== SOURCE EXTRACT ==

> > But the issue here is we don't always mark them with versions
> > properly...
> I see that there is a room for improvement for our review process :)

For certain, even I'm guilty of this (and I'd like to think I'm fairly
well acquainted with lib389 ;) )

> >
> >> > * We can tightly tie in features of DS with lib389 and their
> >> > administration (ie no need to worry about backward compatibility).
> >> > * Simpler release process - we only need to release 389-ds-base, and we
> >> > are done. 
> >> > * No more split patches for lib389 features and tests.
> >> >
> >> > Cons:
> >> > * We will need to backport lib389 features to backport tests for fixes
> >> > to older versions.
> >> > * Inability for latest lib389 to manage older (or newer) versions of ds.
> >> >
> >> > -- Separate lib389
> >> >
> >> > We have lib389 as a project that moves at a different rate to the
> >> > 389-ds-base project.
> >> >
> >> > Pros:
> >> > * lib389 is able to use it's "knowledge" to administer *multiple*
> >> > versions of Directory Server, rather that singly linked ones.
> >> > * We can write tests into lib389 once and test them against all DS
> >> > versions, or just relevant versions.
> >> > * We can have the admin tools manage many versions of the software which
> >> > may be cross platform/distro.
> >> Why these 3 points can't be done in merged lib389 using version specific
> >> logic in lib389 and the tests?
> >
> > This is also true. But once we merge, is there much need?
> Yes, there is a need for downstream, especially in the late release
> phase, when we can't add new fixes (with tests) in the builds (unless
> really urgent issues), but we need to continue testing.
> > We only need the connected test set. Issues we find in version 1.3.7
> > are unlikely to be backported as fixes to 1.3.6 so the test cases
> > aren't relevant here IMO.
> Not always, regression bugs and security issues are fixed in multiple
> branches, but usually only DS code is cherry picked, but not tests
> (because we have different dir structure, changes in boilerplate code,
> etc).

But if we have the fix and the test in one patch, and they are in the
same repo, any lib389 enablement code can we backported in "one shot"
here too. 

> > My thinking is rather than have many cases/switches for all our
> > lib389 to ds versions (which means we need to define a support policy),
> > we can have a simpler 1:1 mapping. Makes the code easier for us, and
> > given that most distributors will ship these together, makes that job
> > easier too.

===
== PROVIDED MATERIAL ==

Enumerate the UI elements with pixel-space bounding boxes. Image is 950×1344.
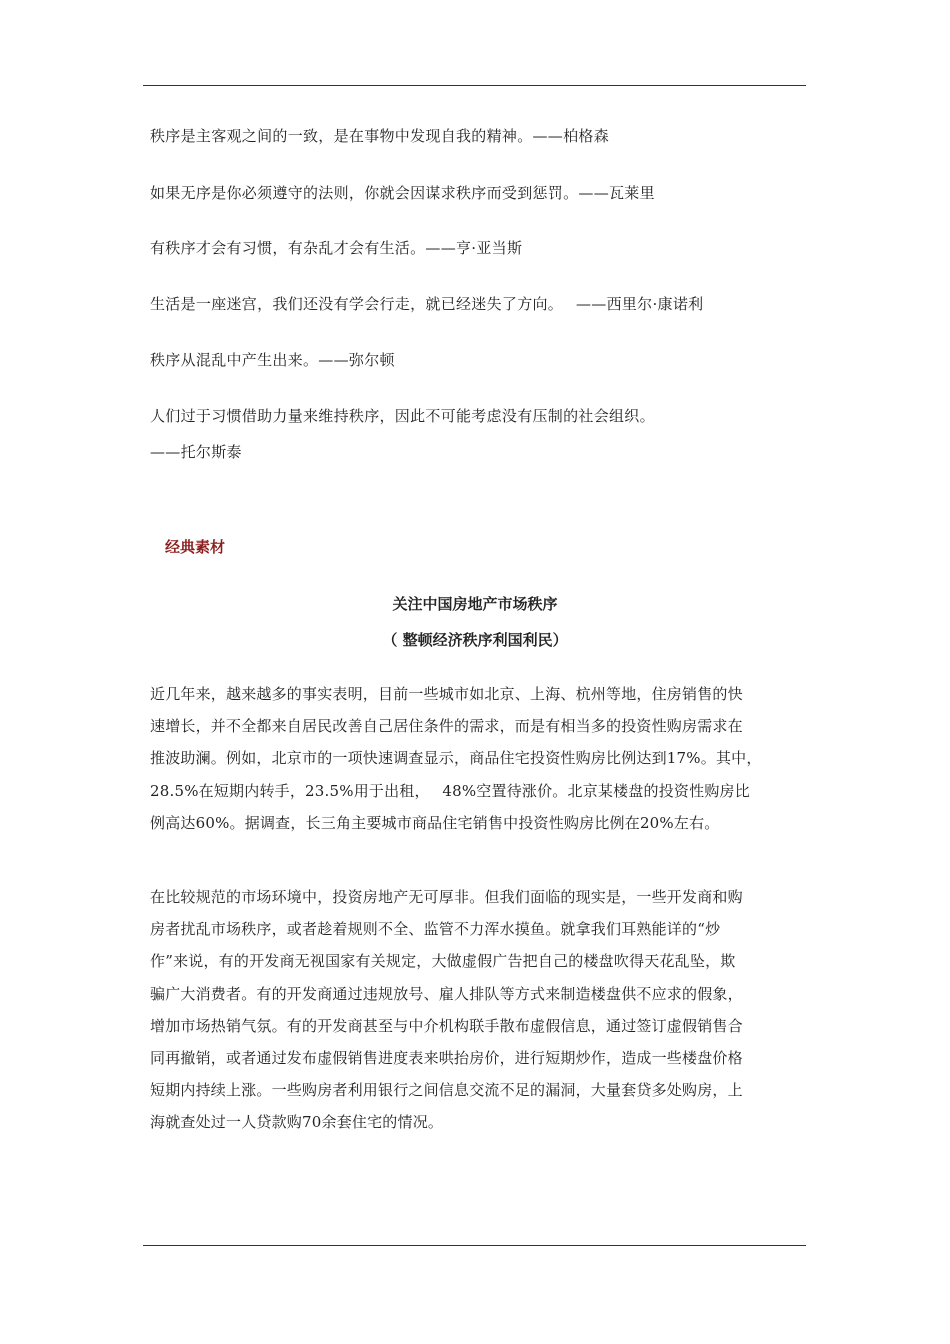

===

According to the lib389 thread, why are tests usually not cherry-picked along with the DS code when a fix lands in multiple branches?

TASK SOLUTION: The branches have a different directory structure, changes in boilerplate code, and similar differences.